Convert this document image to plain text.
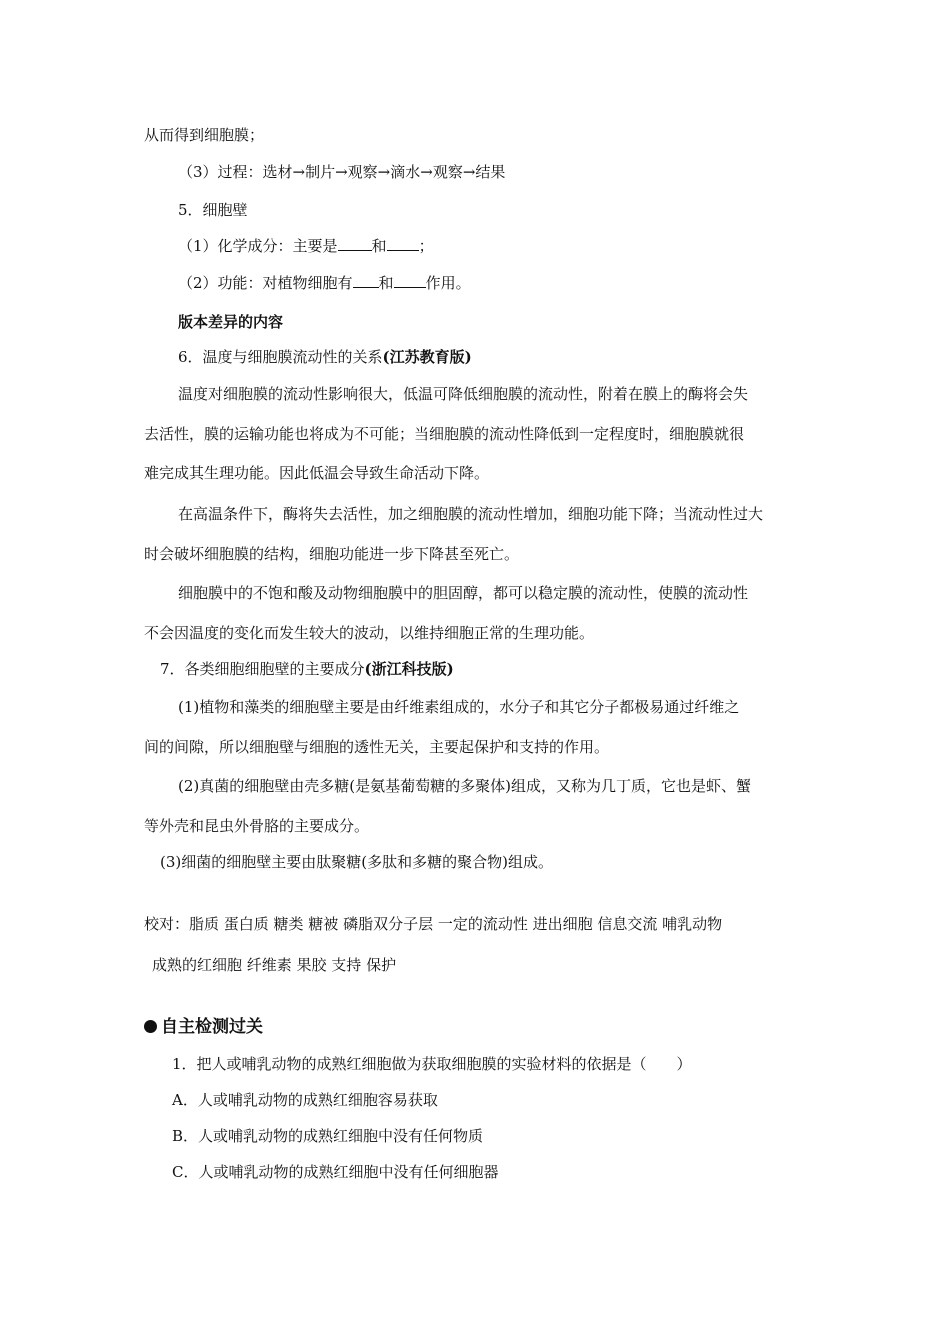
从而得到细胞膜；
（3）过程：选材→制片→观察→滴水→观察→结果
5．细胞壁
（1）化学成分：主要是 和 ；
（2）功能：对植物细胞有 和 作用。
版本差异的内容
6．温度与细胞膜流动性的关系(江苏教育版)
温度对细胞膜的流动性影响很大，低温可降低细胞膜的流动性，附着在膜上的酶将会失
去活性，膜的运输功能也将成为不可能；当细胞膜的流动性降低到一定程度时，细胞膜就很
难完成其生理功能。因此低温会导致生命活动下降。
在高温条件下，酶将失去活性，加之细胞膜的流动性增加，细胞功能下降；当流动性过大
时会破坏细胞膜的结构，细胞功能进一步下降甚至死亡。
细胞膜中的不饱和酸及动物细胞膜中的胆固醇，都可以稳定膜的流动性，使膜的流动性
不会因温度的变化而发生较大的波动，以维持细胞正常的生理功能。
7．各类细胞细胞壁的主要成分(浙江科技版)
(1)植物和藻类的细胞壁主要是由纤维素组成的，水分子和其它分子都极易通过纤维之
间的间隙，所以细胞壁与细胞的透性无关，主要起保护和支持的作用。
(2)真菌的细胞壁由壳多糖(是氨基葡萄糖的多聚体)组成，又称为几丁质，它也是虾、蟹
等外壳和昆虫外骨胳的主要成分。
(3)细菌的细胞壁主要由肽聚糖(多肽和多糖的聚合物)组成。
校对：脂质 蛋白质 糖类 糖被 磷脂双分子层 一定的流动性 进出细胞 信息交流 哺乳动物
成熟的红细胞 纤维素 果胶 支持 保护
自主检测过关
1．把人或哺乳动物的成熟红细胞做为获取细胞膜的实验材料的依据是（　　）
A．人或哺乳动物的成熟红细胞容易获取
B．人或哺乳动物的成熟红细胞中没有任何物质
C．人或哺乳动物的成熟红细胞中没有任何细胞器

:::::

◆ **Directions**:
Repeat the listing in full and exactly. Do not include any images.

◆ **Expected answer**:
Convert this document image to plain text.
从而得到细胞膜；
（3）过程：选材→制片→观察→滴水→观察→结果
5．细胞壁
（1）化学成分：主要是 和 ；
（2）功能：对植物细胞有 和 作用。
版本差异的内容
6．温度与细胞膜流动性的关系(江苏教育版)
温度对细胞膜的流动性影响很大，低温可降低细胞膜的流动性，附着在膜上的酶将会失
去活性，膜的运输功能也将成为不可能；当细胞膜的流动性降低到一定程度时，细胞膜就很
难完成其生理功能。因此低温会导致生命活动下降。
在高温条件下，酶将失去活性，加之细胞膜的流动性增加，细胞功能下降；当流动性过大
时会破坏细胞膜的结构，细胞功能进一步下降甚至死亡。
细胞膜中的不饱和酸及动物细胞膜中的胆固醇，都可以稳定膜的流动性，使膜的流动性
不会因温度的变化而发生较大的波动，以维持细胞正常的生理功能。
7．各类细胞细胞壁的主要成分(浙江科技版)
(1)植物和藻类的细胞壁主要是由纤维素组成的，水分子和其它分子都极易通过纤维之
间的间隙，所以细胞壁与细胞的透性无关，主要起保护和支持的作用。
(2)真菌的细胞壁由壳多糖(是氨基葡萄糖的多聚体)组成，又称为几丁质，它也是虾、蟹
等外壳和昆虫外骨胳的主要成分。
(3)细菌的细胞壁主要由肽聚糖(多肽和多糖的聚合物)组成。
校对：脂质 蛋白质 糖类 糖被 磷脂双分子层 一定的流动性 进出细胞 信息交流 哺乳动物
成熟的红细胞 纤维素 果胶 支持 保护
自主检测过关
1．把人或哺乳动物的成熟红细胞做为获取细胞膜的实验材料的依据是（　　）
A．人或哺乳动物的成熟红细胞容易获取
B．人或哺乳动物的成熟红细胞中没有任何物质
C．人或哺乳动物的成熟红细胞中没有任何细胞器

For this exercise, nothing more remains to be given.